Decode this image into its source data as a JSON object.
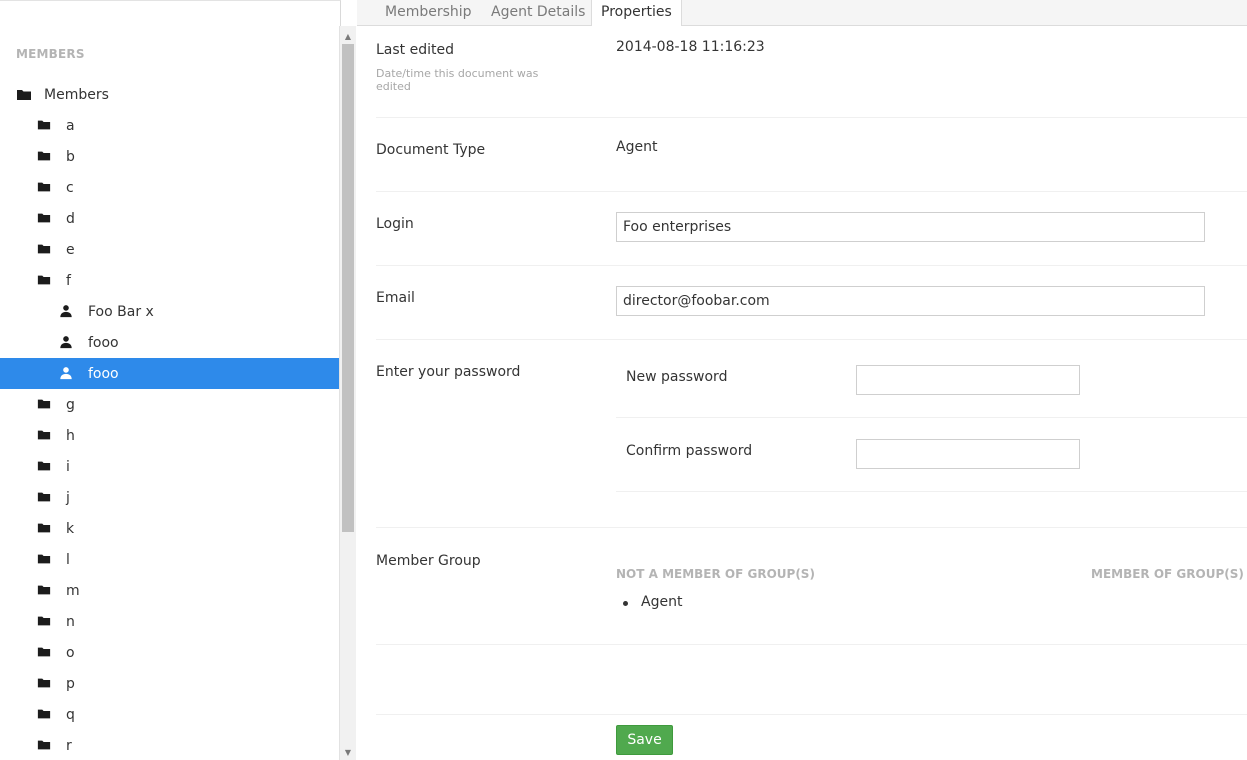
{
  "sidebar": {
    "title": "MEMBERS",
    "root": "Members",
    "items": [
      {
        "label": "a",
        "type": "folder"
      },
      {
        "label": "b",
        "type": "folder"
      },
      {
        "label": "c",
        "type": "folder"
      },
      {
        "label": "d",
        "type": "folder"
      },
      {
        "label": "e",
        "type": "folder"
      },
      {
        "label": "f",
        "type": "folder"
      },
      {
        "label": "Foo Bar x",
        "type": "user"
      },
      {
        "label": "fooo",
        "type": "user"
      },
      {
        "label": "fooo",
        "type": "user",
        "selected": true
      },
      {
        "label": "g",
        "type": "folder"
      },
      {
        "label": "h",
        "type": "folder"
      },
      {
        "label": "i",
        "type": "folder"
      },
      {
        "label": "j",
        "type": "folder"
      },
      {
        "label": "k",
        "type": "folder"
      },
      {
        "label": "l",
        "type": "folder"
      },
      {
        "label": "m",
        "type": "folder"
      },
      {
        "label": "n",
        "type": "folder"
      },
      {
        "label": "o",
        "type": "folder"
      },
      {
        "label": "p",
        "type": "folder"
      },
      {
        "label": "q",
        "type": "folder"
      },
      {
        "label": "r",
        "type": "folder"
      }
    ]
  },
  "tabs": [
    "Membership",
    "Agent Details",
    "Properties"
  ],
  "properties": {
    "last_edited_label": "Last edited",
    "last_edited_desc": "Date/time this document was edited",
    "last_edited_value": "2014-08-18 11:16:23",
    "doc_type_label": "Document Type",
    "doc_type_value": "Agent",
    "login_label": "Login",
    "login_value": "Foo enterprises",
    "email_label": "Email",
    "email_value": "director@foobar.com",
    "password_label": "Enter your password",
    "new_password_label": "New password",
    "confirm_password_label": "Confirm password",
    "member_group_label": "Member Group",
    "not_member_head": "NOT A MEMBER OF GROUP(S)",
    "member_head": "MEMBER OF GROUP(S)",
    "available_group": "Agent"
  },
  "save_label": "Save",
  "colors": {
    "selected_bg": "#2e8aea",
    "save_bg": "#50a94e"
  }
}
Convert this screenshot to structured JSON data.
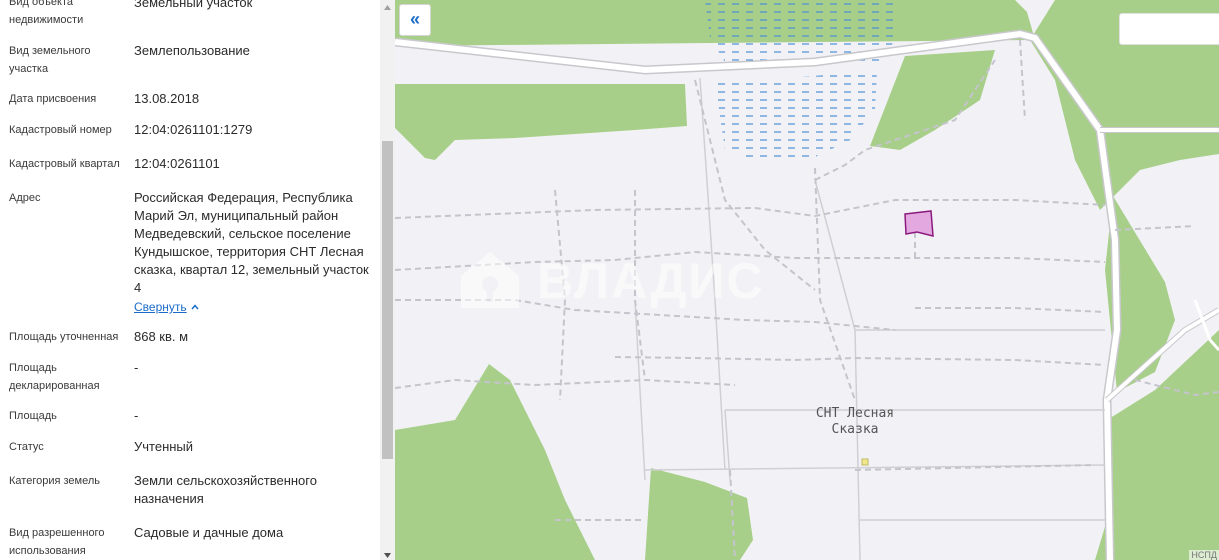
{
  "details": [
    {
      "label": "Вид объекта недвижимости",
      "value": "Земельный участок"
    },
    {
      "label": "Вид земельного участка",
      "value": "Землепользование"
    },
    {
      "label": "Дата присвоения",
      "value": "13.08.2018"
    },
    {
      "label": "Кадастровый номер",
      "value": "12:04:0261101:1279"
    },
    {
      "label": "Кадастровый квартал",
      "value": "12:04:0261101"
    },
    {
      "label": "Адрес",
      "value": "Российская Федерация, Республика Марий Эл, муниципальный район Медведевский, сельское поселение Кундышское, территория СНТ Лесная сказка, квартал 12, земельный участок 4"
    },
    {
      "label": "Площадь уточненная",
      "value": "868 кв. м"
    },
    {
      "label": "Площадь декларированная",
      "value": "-"
    },
    {
      "label": "Площадь",
      "value": "-"
    },
    {
      "label": "Статус",
      "value": "Учтенный"
    },
    {
      "label": "Категория земель",
      "value": "Земли сельскохозяйственного назначения"
    },
    {
      "label": "Вид разрешенного использования",
      "value": "Садовые и дачные дома"
    }
  ],
  "collapse_link": "Свернуть",
  "map": {
    "collapse_button": "«",
    "place_label": "СНТ Лесная Сказка",
    "watermark": "ВЛАДИС",
    "attribution": "НСПД",
    "colors": {
      "background": "#f2f2f6",
      "forest": "#a8cf8a",
      "parcel_fill": "#e4a8e0",
      "parcel_stroke": "#8b1a7e",
      "water": "#4a8fd8",
      "road": "#ffffff"
    }
  }
}
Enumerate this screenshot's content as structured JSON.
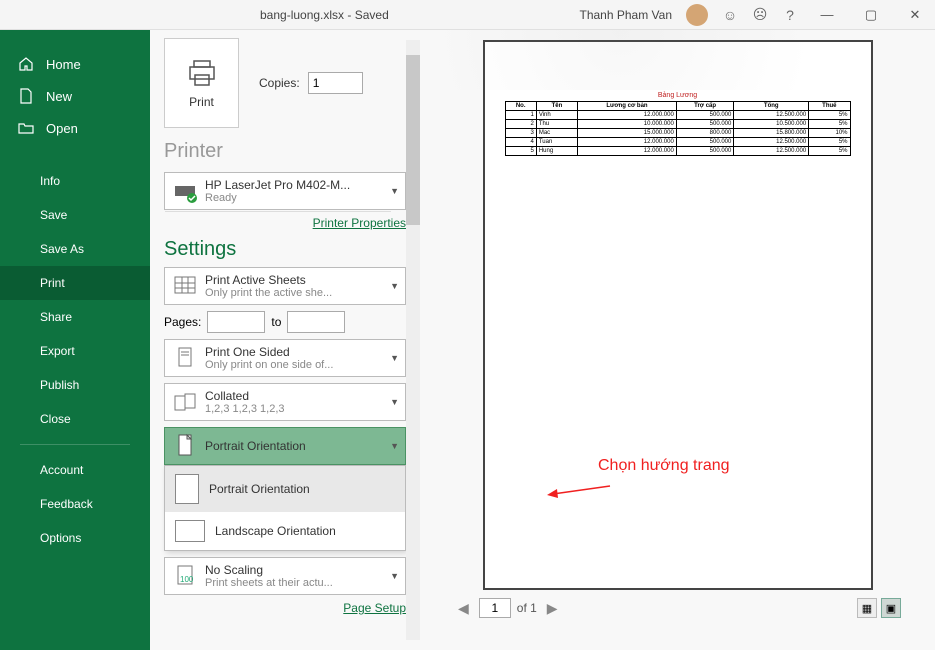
{
  "titlebar": {
    "filename": "bang-luong.xlsx - Saved",
    "user": "Thanh Pham Van"
  },
  "sidebar": {
    "home": "Home",
    "new": "New",
    "open": "Open",
    "info": "Info",
    "save": "Save",
    "saveas": "Save As",
    "print": "Print",
    "share": "Share",
    "export": "Export",
    "publish": "Publish",
    "close": "Close",
    "account": "Account",
    "feedback": "Feedback",
    "options": "Options"
  },
  "panel": {
    "print_label": "Print",
    "copies_label": "Copies:",
    "copies_value": "1",
    "printer_heading": "Printer",
    "printer_name": "HP LaserJet Pro M402-M...",
    "printer_status": "Ready",
    "printer_properties": "Printer Properties",
    "settings_heading": "Settings",
    "print_active_title": "Print Active Sheets",
    "print_active_sub": "Only print the active she...",
    "pages_label": "Pages:",
    "pages_to": "to",
    "one_sided_title": "Print One Sided",
    "one_sided_sub": "Only print on one side of...",
    "collated_title": "Collated",
    "collated_sub": "1,2,3    1,2,3    1,2,3",
    "orientation_title": "Portrait Orientation",
    "orient_portrait": "Portrait Orientation",
    "orient_landscape": "Landscape Orientation",
    "scaling_title": "No Scaling",
    "scaling_sub": "Print sheets at their actu...",
    "page_setup": "Page Setup"
  },
  "preview": {
    "title": "Bảng Lương",
    "headers": [
      "No.",
      "Tên",
      "Lương cơ bản",
      "Trợ cấp",
      "Tổng",
      "Thuế"
    ],
    "rows": [
      [
        "1",
        "Vinh",
        "12.000.000",
        "500.000",
        "12.500.000",
        "5%"
      ],
      [
        "2",
        "Thu",
        "10.000.000",
        "500.000",
        "10.500.000",
        "5%"
      ],
      [
        "3",
        "Mac",
        "15.000.000",
        "800.000",
        "15.800.000",
        "10%"
      ],
      [
        "4",
        "Tuan",
        "12.000.000",
        "500.000",
        "12.500.000",
        "5%"
      ],
      [
        "5",
        "Hung",
        "12.000.000",
        "500.000",
        "12.500.000",
        "5%"
      ]
    ],
    "page_current": "1",
    "page_of": "of 1"
  },
  "annotation": {
    "text": "Chọn hướng trang"
  }
}
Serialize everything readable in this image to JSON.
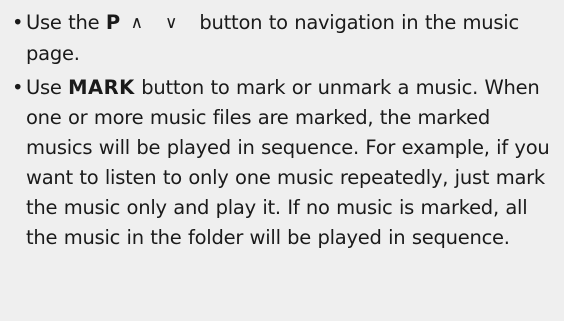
{
  "instructions": [
    {
      "bullet": "•",
      "prefix": "Use the ",
      "key_label": "P",
      "arrows": "∧ ∨",
      "suffix": "button to navigation in the music page."
    },
    {
      "bullet": "•",
      "prefix": "Use ",
      "key_label": "MARK",
      "suffix": " button to mark or unmark a music. When one or more music files are marked, the marked musics will be played in sequence. For example, if you want to listen to only one music repeatedly, just mark the music only and play it. If no music is marked, all the music in the folder will be played in sequence."
    }
  ]
}
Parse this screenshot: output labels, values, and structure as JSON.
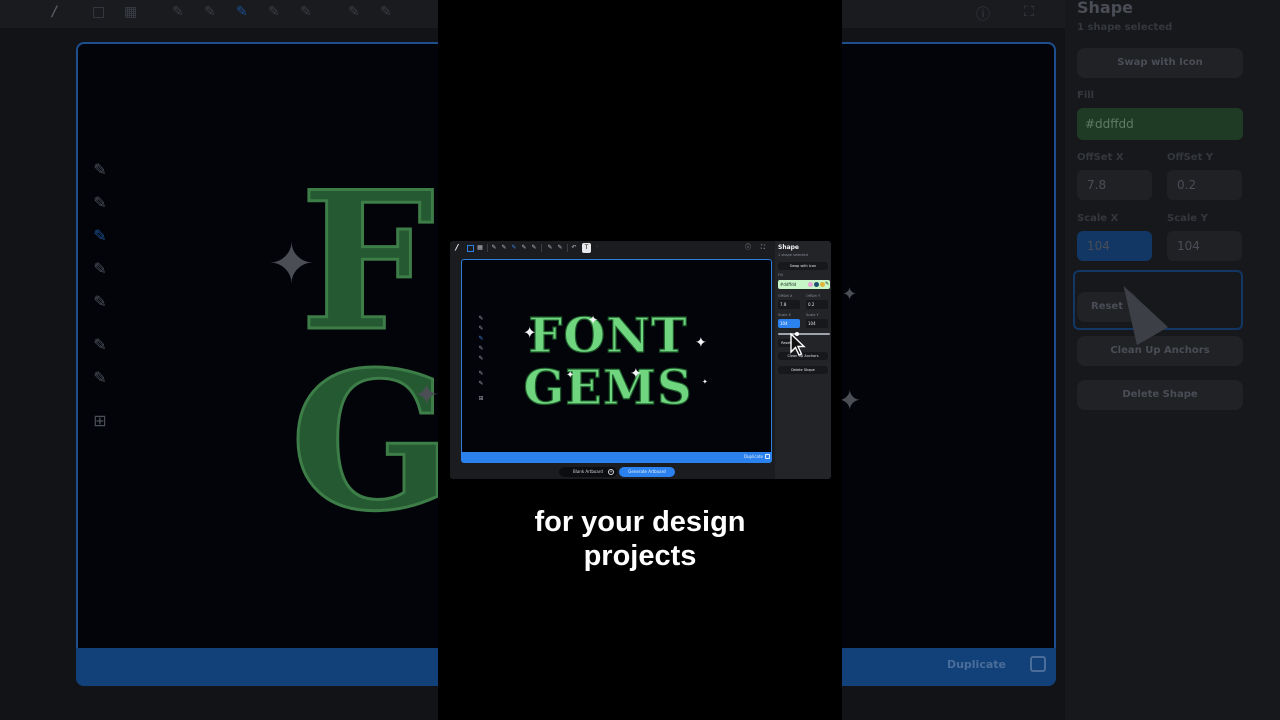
{
  "app": {
    "logo": "/",
    "panel_title": "Shape",
    "panel_subtitle": "1 shape selected",
    "swap_button": "Swap with Icon",
    "fill_label": "Fill",
    "fill_value": "#ddffdd",
    "offset_x_label": "OffSet X",
    "offset_y_label": "OffSet Y",
    "offset_x": "7.8",
    "offset_y": "0.2",
    "scale_x_label": "Scale X",
    "scale_y_label": "Scale Y",
    "scale_x": "104",
    "scale_y": "104",
    "reset_button": "Reset",
    "cleanup_button": "Clean Up Anchors",
    "delete_button": "Delete Shape",
    "duplicate_label": "Duplicate",
    "blank_artboard": "Blank Artboard",
    "generate_artboard": "Generate Artboard",
    "artwork_line1": "FONT",
    "artwork_line2": "GEMS",
    "fill_color": "#ddffdd",
    "accent_color": "#2b82ee"
  },
  "background_panel": {
    "title": "Shape",
    "subtitle": "1 shape selected",
    "swap_button": "Swap with Icon",
    "fill_label": "Fill",
    "fill_value": "#ddffdd",
    "offset_x_label": "OffSet X",
    "offset_y_label": "OffSet Y",
    "offset_x": "7.8",
    "offset_y": "0.2",
    "scale_x_label": "Scale X",
    "scale_y_label": "Scale Y",
    "scale_x": "104",
    "scale_y": "104",
    "reset_button": "Reset",
    "cleanup_button": "Clean Up Anchors",
    "delete_button": "Delete Shape",
    "duplicate_label": "Duplicate",
    "artwork_line1": "FO",
    "artwork_line2": "G"
  },
  "caption": {
    "line1": "for your design",
    "line2": "projects"
  }
}
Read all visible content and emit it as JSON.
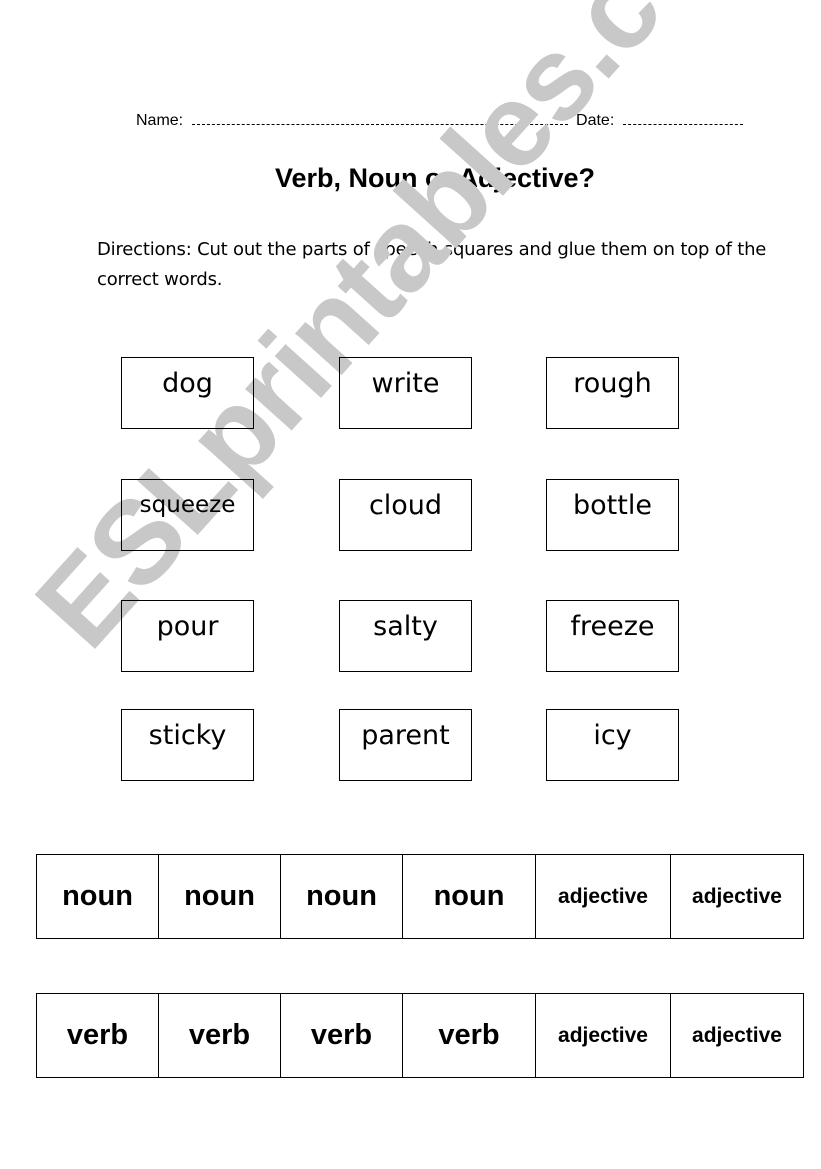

■ **GOAL**
Which lines of the data include "your"? Copy each of them.

■ **COMPLETED TASK**
    "password_label": "Enter your password",
    "line1": "for your design",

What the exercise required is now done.